**SET EXERCISE:** From the material below, list every line containing "unit".

Dataset excerpts:
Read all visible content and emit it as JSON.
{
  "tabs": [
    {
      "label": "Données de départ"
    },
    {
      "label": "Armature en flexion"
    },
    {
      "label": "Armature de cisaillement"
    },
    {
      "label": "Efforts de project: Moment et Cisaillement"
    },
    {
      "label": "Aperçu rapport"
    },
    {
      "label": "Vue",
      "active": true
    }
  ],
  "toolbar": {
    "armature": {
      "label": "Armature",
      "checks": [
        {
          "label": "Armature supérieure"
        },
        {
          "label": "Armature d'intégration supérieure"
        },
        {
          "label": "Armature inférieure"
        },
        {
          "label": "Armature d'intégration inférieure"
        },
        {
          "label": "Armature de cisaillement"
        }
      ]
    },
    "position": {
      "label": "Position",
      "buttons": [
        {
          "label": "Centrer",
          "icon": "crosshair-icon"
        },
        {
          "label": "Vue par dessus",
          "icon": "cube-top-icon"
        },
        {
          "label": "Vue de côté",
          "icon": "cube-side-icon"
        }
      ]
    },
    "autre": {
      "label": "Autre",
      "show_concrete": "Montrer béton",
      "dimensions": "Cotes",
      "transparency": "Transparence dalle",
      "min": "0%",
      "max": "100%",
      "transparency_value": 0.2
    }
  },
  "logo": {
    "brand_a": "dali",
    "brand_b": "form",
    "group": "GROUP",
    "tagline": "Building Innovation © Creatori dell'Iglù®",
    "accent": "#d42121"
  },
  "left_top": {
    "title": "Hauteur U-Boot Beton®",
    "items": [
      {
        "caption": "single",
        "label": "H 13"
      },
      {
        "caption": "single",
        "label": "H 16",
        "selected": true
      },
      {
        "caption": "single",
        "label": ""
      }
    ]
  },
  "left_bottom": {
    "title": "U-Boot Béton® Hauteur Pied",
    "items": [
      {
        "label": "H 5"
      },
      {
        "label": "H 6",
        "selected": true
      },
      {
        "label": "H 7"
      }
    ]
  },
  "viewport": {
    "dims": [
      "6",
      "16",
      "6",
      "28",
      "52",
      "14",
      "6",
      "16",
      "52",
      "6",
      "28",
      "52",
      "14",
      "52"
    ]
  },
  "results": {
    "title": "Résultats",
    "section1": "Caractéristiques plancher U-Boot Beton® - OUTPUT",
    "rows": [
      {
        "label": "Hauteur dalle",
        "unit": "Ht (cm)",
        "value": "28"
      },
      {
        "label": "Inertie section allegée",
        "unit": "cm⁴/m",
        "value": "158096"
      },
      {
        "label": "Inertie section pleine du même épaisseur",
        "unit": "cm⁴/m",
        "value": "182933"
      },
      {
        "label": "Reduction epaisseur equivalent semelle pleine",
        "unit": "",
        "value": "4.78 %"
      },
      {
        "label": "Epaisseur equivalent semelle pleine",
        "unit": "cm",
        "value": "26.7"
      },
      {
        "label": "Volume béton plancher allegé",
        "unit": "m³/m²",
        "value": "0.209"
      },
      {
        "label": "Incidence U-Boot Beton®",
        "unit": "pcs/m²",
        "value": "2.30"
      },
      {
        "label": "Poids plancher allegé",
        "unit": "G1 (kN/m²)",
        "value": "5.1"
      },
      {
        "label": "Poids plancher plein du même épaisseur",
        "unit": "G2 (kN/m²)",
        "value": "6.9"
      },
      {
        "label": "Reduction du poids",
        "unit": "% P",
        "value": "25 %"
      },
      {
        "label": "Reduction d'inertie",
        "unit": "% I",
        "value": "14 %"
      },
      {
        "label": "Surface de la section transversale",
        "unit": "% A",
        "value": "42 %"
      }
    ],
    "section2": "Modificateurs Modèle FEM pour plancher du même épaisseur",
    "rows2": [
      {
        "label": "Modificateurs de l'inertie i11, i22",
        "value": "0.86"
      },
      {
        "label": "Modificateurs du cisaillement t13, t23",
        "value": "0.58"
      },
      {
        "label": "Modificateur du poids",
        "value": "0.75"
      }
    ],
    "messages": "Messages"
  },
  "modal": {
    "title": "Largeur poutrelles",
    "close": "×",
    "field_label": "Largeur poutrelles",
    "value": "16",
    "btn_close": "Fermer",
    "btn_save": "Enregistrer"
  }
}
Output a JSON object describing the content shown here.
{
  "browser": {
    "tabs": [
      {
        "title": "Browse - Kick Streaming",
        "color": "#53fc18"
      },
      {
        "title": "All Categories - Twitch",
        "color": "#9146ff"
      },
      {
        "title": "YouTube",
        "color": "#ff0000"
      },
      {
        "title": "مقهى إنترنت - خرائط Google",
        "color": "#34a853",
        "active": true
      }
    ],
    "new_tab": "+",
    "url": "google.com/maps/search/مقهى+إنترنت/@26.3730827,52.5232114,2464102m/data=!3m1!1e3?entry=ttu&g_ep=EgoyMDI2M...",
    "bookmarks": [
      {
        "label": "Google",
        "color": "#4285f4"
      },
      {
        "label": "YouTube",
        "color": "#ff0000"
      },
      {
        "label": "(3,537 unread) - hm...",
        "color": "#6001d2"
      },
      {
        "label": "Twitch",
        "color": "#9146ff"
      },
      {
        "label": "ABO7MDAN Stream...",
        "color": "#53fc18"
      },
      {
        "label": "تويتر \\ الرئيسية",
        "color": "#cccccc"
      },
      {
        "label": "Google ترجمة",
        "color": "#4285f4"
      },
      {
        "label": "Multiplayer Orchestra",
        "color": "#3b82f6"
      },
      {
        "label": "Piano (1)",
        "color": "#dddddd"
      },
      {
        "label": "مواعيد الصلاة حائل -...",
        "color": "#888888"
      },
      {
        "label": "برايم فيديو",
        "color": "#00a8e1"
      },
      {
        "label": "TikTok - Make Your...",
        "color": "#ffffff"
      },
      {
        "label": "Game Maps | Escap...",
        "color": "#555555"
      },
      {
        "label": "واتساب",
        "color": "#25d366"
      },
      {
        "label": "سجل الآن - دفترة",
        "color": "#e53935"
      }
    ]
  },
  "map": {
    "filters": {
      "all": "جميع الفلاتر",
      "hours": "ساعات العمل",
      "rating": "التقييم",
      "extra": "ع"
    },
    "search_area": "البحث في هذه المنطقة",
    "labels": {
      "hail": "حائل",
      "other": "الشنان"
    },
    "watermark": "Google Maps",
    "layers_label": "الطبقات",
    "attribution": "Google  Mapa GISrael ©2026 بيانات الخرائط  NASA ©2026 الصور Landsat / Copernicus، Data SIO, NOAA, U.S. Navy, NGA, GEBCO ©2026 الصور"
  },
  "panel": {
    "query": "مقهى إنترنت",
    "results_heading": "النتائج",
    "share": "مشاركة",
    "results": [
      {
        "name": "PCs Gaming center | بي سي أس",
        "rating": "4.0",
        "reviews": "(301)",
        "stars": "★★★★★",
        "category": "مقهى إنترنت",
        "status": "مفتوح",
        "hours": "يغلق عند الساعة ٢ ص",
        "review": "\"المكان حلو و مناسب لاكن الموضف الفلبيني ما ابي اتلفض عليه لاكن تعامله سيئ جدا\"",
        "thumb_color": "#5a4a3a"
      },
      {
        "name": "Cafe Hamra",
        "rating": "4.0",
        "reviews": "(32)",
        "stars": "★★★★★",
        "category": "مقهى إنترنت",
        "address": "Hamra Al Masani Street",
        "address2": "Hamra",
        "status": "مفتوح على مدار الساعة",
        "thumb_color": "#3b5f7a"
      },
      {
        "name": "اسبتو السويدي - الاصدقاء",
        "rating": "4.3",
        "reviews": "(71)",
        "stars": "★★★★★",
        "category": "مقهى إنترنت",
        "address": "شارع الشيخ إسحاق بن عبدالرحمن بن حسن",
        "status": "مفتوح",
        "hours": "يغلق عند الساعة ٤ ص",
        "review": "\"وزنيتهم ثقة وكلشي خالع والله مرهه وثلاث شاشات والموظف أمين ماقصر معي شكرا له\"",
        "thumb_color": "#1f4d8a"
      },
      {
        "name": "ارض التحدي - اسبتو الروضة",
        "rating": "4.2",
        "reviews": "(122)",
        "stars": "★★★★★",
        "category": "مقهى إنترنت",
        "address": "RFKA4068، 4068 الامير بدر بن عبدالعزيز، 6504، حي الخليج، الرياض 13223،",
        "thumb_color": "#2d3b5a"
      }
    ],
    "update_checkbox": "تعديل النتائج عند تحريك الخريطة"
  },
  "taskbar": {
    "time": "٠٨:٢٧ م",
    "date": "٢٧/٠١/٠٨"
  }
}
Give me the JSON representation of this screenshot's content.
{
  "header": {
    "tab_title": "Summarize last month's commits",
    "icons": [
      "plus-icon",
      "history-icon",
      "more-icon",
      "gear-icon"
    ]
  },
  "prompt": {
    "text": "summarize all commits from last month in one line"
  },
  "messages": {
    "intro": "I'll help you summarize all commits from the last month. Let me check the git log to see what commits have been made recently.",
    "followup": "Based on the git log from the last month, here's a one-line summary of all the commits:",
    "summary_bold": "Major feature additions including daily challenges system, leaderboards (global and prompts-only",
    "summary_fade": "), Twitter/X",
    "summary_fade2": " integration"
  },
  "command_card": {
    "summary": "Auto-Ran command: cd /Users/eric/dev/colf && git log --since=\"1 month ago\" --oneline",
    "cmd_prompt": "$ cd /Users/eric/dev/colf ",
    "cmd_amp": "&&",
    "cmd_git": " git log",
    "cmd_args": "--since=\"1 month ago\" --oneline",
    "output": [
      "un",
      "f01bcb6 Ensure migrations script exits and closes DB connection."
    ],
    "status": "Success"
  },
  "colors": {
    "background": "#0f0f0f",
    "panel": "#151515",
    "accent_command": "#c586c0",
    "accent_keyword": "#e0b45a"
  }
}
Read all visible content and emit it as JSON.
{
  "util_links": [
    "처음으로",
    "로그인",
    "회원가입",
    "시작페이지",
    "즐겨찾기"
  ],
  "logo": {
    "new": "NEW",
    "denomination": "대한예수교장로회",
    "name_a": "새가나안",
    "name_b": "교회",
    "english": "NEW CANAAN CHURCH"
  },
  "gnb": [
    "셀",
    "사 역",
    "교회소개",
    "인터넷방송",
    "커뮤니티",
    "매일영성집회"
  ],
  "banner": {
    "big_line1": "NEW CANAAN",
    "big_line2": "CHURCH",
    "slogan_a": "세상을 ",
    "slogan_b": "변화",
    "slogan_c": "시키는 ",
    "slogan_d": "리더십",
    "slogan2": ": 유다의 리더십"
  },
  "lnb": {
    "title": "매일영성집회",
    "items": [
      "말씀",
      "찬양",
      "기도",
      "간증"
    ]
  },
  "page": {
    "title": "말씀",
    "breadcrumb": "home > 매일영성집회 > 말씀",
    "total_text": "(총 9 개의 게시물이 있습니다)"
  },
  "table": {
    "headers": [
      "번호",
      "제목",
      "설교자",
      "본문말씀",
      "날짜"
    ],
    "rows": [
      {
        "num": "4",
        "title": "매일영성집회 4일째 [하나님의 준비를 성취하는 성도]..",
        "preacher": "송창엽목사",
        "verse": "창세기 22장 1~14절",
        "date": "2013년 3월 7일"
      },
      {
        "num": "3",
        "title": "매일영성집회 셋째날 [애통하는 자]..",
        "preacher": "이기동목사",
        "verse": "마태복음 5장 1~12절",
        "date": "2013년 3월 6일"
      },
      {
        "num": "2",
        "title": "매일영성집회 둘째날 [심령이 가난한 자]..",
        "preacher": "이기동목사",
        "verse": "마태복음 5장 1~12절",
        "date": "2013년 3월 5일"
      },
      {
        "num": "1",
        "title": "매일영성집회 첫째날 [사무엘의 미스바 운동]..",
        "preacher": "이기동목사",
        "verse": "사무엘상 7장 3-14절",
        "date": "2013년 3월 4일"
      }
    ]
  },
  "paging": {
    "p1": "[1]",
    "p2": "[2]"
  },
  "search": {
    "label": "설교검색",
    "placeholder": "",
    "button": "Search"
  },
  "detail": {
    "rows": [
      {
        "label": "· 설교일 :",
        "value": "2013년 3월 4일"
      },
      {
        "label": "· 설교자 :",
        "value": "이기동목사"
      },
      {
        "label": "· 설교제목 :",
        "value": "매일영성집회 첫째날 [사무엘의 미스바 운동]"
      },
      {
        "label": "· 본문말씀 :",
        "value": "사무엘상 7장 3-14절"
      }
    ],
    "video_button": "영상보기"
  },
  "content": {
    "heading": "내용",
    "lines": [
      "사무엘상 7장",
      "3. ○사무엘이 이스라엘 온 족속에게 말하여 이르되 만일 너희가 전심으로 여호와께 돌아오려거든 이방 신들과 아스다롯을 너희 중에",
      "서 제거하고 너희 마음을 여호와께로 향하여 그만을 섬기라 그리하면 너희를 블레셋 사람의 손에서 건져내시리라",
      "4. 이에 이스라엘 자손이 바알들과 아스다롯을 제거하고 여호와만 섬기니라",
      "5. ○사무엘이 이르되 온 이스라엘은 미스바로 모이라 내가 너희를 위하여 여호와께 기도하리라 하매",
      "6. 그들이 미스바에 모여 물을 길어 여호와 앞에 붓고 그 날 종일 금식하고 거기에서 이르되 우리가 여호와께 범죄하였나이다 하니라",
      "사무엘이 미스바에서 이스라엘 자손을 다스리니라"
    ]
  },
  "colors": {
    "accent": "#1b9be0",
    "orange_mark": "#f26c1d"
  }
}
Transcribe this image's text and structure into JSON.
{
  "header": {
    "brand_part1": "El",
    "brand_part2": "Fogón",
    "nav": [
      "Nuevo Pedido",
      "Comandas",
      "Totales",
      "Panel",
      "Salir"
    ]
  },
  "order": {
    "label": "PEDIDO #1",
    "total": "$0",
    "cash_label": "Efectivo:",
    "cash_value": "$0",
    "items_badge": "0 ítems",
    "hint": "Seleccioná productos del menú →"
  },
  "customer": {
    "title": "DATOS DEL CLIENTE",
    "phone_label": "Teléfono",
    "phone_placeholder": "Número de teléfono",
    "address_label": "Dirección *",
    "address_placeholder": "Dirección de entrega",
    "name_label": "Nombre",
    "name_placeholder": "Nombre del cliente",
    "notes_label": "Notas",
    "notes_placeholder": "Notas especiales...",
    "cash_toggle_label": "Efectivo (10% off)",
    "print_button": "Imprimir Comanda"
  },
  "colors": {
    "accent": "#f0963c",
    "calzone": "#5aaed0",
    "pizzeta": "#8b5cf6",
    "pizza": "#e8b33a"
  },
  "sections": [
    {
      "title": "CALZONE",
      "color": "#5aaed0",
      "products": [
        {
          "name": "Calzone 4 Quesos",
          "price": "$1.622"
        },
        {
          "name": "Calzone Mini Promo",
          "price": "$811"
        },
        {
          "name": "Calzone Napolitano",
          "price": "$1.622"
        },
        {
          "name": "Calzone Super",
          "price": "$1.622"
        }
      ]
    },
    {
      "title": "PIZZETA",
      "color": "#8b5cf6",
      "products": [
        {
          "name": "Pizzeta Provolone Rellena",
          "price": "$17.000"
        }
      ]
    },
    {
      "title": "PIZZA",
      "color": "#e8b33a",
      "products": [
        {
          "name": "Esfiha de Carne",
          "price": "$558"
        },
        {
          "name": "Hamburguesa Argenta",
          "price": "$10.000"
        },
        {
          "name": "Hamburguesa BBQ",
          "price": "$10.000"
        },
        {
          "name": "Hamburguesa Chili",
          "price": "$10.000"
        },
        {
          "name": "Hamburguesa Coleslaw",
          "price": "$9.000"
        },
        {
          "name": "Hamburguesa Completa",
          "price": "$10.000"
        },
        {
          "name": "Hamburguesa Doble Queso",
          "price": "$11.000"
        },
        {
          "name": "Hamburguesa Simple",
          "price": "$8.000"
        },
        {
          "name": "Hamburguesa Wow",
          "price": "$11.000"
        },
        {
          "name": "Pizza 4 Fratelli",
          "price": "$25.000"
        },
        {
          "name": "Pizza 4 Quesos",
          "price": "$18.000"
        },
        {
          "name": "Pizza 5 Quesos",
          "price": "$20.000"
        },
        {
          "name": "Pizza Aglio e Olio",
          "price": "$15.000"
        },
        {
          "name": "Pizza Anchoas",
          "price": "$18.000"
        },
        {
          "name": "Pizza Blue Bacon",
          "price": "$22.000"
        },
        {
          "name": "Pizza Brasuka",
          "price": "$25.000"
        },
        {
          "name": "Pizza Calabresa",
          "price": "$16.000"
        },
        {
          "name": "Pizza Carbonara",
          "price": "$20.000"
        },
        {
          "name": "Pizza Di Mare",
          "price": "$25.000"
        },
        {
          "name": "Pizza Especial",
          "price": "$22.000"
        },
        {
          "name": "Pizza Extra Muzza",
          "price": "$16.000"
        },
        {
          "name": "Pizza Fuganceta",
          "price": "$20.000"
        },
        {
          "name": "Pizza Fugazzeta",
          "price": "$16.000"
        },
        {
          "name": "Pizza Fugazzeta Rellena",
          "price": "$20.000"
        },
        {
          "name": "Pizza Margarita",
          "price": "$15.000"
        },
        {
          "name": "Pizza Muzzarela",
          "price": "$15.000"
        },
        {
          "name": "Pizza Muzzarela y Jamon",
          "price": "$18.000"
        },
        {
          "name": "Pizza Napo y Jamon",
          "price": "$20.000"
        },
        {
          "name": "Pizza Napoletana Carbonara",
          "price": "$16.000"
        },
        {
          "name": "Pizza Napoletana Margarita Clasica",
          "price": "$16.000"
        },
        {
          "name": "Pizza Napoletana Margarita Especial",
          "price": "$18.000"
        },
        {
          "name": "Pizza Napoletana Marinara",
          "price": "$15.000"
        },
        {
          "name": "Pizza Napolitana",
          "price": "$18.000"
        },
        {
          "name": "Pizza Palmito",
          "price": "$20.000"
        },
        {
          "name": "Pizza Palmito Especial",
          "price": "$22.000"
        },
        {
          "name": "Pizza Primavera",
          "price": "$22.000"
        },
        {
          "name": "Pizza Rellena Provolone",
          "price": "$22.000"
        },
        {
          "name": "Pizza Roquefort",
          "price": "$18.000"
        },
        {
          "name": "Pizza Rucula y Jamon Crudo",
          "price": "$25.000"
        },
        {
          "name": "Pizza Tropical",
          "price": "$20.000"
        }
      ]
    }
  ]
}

**WRITTEN ANSWER:**
        "unit": "Ht (cm)",
        "unit": "cm⁴/m",
        "unit": "cm⁴/m",
        "unit": "",
        "unit": "cm",
        "unit": "m³/m²",
        "unit": "pcs/m²",
        "unit": "G1 (kN/m²)",
        "unit": "G2 (kN/m²)",
        "unit": "% P",
        "unit": "% I",
        "unit": "% A",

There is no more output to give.